Pull out every line below that holds the word "IssueType".
# Start of Supplied data
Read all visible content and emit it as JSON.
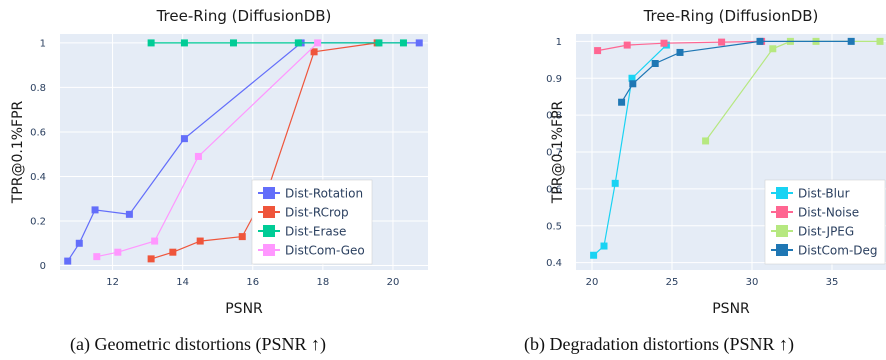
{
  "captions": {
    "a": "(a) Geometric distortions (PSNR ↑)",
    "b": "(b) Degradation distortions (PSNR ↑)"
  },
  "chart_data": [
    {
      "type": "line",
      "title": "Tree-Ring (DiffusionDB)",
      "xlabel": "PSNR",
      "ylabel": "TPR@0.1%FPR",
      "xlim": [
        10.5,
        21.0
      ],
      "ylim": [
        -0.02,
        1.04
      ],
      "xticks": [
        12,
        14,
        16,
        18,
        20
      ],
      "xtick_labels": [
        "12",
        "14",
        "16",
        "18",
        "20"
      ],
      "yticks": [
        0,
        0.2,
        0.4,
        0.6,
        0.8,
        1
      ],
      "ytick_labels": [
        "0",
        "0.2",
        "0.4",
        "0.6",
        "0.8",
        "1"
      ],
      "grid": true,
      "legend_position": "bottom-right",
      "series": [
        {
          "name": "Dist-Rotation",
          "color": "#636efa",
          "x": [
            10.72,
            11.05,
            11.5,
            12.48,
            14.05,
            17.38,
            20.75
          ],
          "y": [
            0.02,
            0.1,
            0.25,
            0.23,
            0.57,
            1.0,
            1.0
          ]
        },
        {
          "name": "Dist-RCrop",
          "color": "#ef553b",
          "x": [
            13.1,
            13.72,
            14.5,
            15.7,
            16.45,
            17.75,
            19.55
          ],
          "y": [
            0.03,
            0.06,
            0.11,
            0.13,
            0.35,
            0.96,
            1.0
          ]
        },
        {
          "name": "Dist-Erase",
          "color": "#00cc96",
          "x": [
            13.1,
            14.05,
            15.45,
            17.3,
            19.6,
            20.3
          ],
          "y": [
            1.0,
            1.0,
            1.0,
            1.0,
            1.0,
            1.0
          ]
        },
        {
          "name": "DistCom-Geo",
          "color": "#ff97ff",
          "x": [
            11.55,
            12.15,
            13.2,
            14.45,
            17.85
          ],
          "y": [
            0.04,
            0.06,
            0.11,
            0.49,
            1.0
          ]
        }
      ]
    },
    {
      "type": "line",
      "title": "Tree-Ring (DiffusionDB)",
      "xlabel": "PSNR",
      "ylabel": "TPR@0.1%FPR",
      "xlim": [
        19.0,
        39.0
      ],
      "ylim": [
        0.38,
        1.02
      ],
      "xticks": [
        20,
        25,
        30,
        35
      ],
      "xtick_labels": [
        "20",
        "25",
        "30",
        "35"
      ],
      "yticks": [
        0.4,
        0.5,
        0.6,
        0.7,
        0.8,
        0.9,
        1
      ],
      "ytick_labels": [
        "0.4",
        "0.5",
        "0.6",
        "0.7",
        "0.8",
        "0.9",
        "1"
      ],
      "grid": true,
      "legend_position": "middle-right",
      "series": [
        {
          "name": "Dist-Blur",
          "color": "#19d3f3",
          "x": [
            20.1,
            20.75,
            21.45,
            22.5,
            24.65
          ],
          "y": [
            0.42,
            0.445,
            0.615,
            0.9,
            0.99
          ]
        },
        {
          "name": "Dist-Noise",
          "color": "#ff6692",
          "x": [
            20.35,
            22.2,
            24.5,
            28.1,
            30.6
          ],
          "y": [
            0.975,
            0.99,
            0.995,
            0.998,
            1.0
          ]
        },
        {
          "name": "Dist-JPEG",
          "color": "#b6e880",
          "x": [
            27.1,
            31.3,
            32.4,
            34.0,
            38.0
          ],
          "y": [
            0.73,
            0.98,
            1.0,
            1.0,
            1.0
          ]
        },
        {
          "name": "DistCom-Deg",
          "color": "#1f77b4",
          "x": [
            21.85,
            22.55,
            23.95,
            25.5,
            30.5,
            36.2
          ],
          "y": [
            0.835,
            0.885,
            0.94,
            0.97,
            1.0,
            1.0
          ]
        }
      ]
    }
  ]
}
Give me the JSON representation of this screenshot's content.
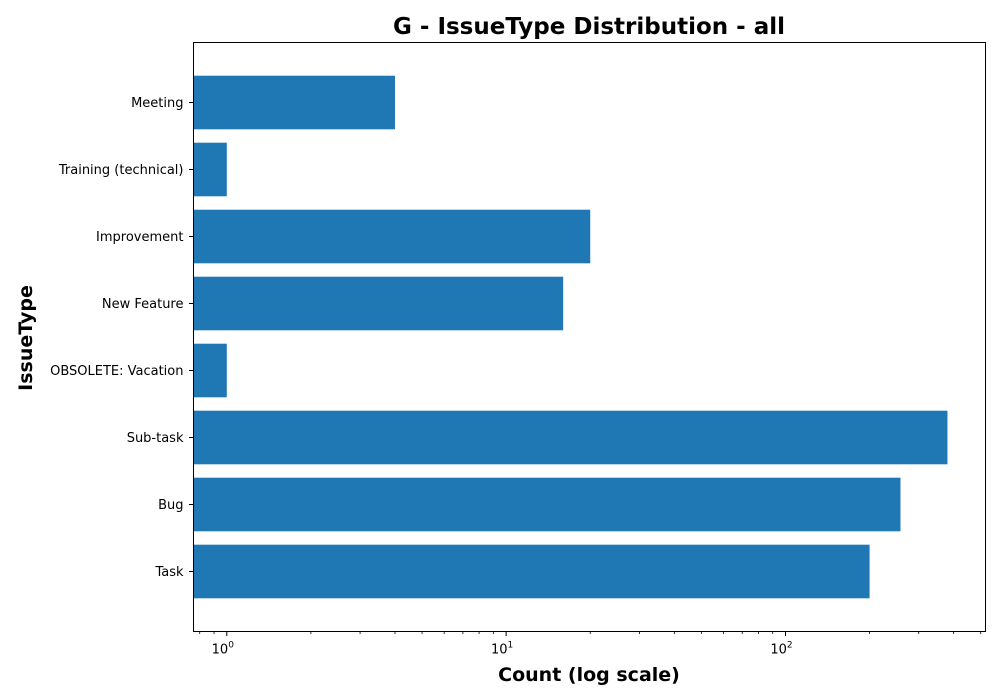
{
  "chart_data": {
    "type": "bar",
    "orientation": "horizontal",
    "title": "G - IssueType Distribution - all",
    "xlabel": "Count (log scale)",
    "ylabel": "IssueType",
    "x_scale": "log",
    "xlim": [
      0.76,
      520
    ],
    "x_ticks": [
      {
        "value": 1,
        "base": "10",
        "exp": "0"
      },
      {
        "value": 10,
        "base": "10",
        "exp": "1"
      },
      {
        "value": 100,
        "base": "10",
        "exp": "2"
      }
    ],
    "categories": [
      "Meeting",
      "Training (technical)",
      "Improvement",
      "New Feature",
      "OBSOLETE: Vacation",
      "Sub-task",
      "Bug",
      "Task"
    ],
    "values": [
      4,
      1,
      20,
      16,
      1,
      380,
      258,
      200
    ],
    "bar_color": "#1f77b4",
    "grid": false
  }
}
# End of Supplied data
# Start of Supplied data
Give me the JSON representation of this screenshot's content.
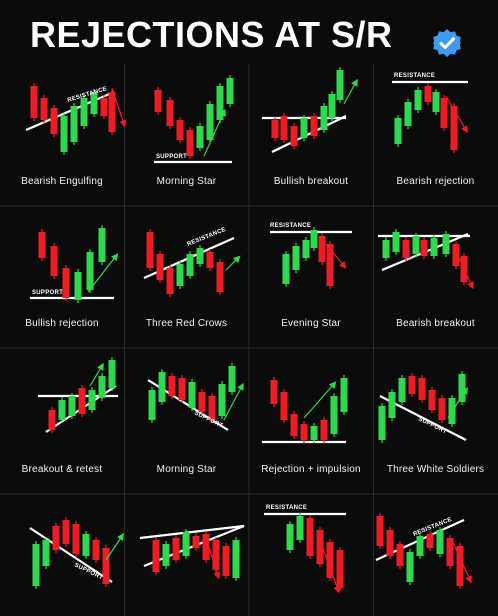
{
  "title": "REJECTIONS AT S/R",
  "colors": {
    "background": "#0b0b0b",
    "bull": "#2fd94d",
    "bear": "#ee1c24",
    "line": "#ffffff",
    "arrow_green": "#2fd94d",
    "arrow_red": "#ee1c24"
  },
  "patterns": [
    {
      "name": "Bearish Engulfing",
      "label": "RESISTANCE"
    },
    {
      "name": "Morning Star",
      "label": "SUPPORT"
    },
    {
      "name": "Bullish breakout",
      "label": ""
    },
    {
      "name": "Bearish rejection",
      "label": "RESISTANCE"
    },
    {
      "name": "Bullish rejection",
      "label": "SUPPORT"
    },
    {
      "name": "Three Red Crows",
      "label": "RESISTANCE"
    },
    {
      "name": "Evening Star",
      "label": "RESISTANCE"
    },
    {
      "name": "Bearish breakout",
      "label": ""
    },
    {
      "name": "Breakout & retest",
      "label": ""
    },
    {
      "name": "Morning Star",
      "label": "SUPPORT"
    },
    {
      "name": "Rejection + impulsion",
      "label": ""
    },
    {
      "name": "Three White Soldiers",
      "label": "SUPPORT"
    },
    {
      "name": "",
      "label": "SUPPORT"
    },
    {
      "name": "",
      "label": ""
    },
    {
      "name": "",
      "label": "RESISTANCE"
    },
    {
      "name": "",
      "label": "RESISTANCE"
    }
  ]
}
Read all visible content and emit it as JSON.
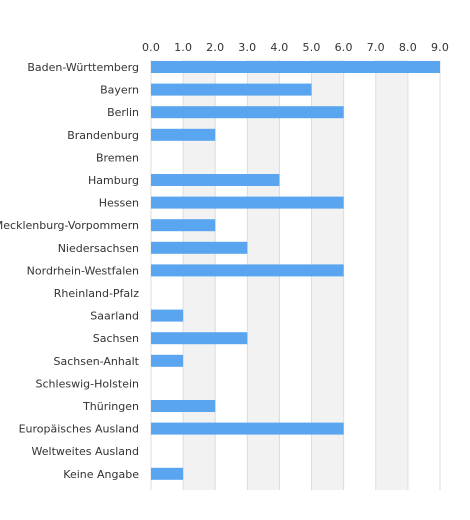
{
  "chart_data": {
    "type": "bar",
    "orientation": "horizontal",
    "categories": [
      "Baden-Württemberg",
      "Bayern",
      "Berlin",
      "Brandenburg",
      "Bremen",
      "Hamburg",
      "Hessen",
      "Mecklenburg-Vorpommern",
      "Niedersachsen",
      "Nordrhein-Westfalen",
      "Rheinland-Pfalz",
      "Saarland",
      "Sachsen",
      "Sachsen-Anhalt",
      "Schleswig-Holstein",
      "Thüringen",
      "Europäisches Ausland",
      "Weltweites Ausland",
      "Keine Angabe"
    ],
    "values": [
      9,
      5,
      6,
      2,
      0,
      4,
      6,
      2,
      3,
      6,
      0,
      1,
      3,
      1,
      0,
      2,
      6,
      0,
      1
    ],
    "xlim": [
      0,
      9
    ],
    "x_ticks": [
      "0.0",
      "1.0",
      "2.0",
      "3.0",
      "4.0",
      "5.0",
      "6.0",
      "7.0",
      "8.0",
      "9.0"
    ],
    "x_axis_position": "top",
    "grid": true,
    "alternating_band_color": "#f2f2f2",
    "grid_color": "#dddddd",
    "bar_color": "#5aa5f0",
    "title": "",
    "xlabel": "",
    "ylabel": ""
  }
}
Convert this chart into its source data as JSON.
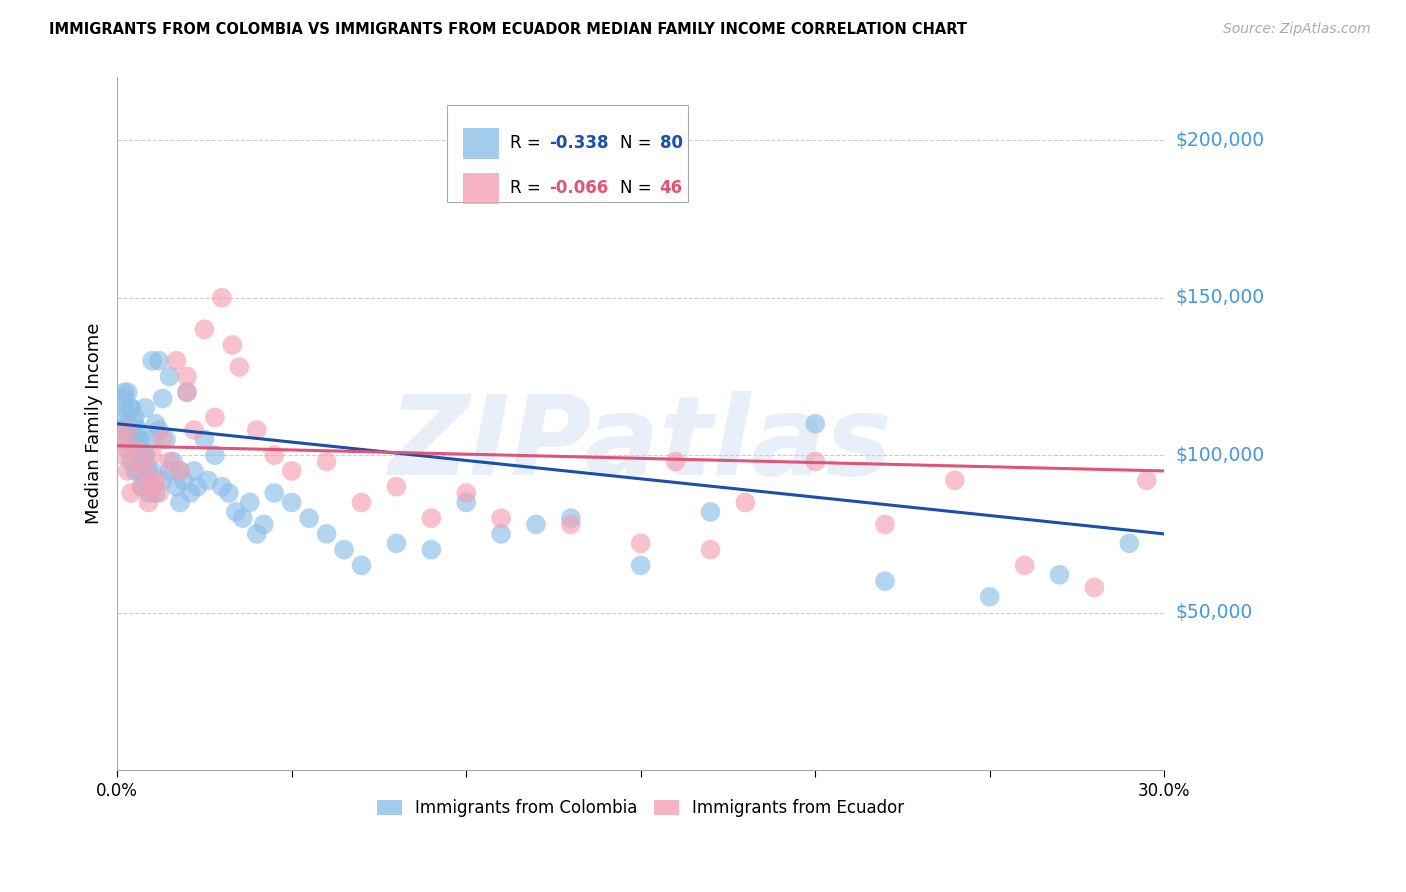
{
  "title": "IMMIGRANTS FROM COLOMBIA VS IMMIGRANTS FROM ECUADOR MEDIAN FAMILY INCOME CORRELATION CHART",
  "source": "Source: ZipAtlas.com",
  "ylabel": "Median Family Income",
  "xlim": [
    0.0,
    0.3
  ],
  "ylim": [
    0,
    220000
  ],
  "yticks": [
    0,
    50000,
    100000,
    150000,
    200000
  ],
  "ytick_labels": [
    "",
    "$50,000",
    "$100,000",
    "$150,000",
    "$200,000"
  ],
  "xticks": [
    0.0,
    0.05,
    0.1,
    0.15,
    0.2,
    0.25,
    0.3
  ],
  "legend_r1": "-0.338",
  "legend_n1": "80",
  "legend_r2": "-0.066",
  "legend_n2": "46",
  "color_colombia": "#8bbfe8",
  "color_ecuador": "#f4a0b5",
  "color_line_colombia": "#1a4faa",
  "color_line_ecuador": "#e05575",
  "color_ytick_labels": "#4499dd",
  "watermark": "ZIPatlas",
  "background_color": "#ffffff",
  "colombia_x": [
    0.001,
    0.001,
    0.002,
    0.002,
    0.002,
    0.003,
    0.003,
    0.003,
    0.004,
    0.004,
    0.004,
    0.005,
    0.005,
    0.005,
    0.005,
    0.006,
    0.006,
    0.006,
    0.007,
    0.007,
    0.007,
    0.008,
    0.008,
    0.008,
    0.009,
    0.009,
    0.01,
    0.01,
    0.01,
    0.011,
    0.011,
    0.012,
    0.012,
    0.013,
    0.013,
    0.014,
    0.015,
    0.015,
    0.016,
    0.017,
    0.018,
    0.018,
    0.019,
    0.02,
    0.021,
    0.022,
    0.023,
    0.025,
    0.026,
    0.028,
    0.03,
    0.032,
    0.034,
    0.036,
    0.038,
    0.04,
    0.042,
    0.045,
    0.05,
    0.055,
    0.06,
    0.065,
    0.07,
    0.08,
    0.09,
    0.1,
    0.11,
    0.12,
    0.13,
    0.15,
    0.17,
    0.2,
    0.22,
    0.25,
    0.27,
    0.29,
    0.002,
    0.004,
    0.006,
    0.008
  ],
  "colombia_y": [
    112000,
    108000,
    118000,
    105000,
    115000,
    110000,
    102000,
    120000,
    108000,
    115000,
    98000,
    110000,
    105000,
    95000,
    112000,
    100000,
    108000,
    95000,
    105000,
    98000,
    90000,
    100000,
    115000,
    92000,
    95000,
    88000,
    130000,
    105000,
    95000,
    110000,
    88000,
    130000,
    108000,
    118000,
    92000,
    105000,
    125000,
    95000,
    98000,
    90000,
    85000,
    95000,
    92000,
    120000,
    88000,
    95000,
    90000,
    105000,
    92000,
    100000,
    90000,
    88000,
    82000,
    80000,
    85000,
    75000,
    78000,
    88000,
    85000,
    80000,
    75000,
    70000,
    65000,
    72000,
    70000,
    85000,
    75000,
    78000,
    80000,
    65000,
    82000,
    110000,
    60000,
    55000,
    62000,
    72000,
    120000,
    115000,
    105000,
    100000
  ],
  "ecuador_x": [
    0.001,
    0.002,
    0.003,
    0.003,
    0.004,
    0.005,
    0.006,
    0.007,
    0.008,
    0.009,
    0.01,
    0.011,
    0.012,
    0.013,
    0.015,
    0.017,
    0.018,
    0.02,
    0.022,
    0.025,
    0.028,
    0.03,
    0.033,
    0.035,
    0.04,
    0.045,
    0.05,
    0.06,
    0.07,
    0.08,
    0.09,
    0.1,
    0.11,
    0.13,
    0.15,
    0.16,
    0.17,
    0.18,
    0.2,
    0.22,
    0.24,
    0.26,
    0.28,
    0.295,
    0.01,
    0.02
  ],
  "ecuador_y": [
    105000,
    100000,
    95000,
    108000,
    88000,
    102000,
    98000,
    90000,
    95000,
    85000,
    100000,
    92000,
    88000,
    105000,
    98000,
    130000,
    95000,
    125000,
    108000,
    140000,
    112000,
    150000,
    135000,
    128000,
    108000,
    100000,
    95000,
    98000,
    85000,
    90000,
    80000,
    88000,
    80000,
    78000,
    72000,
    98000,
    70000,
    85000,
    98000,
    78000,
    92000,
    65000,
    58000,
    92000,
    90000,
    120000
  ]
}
# End of Supplied data
- **Answer to this task**
    "title": "G - IssueType Distribution - all",
    "ylabel": "IssueType",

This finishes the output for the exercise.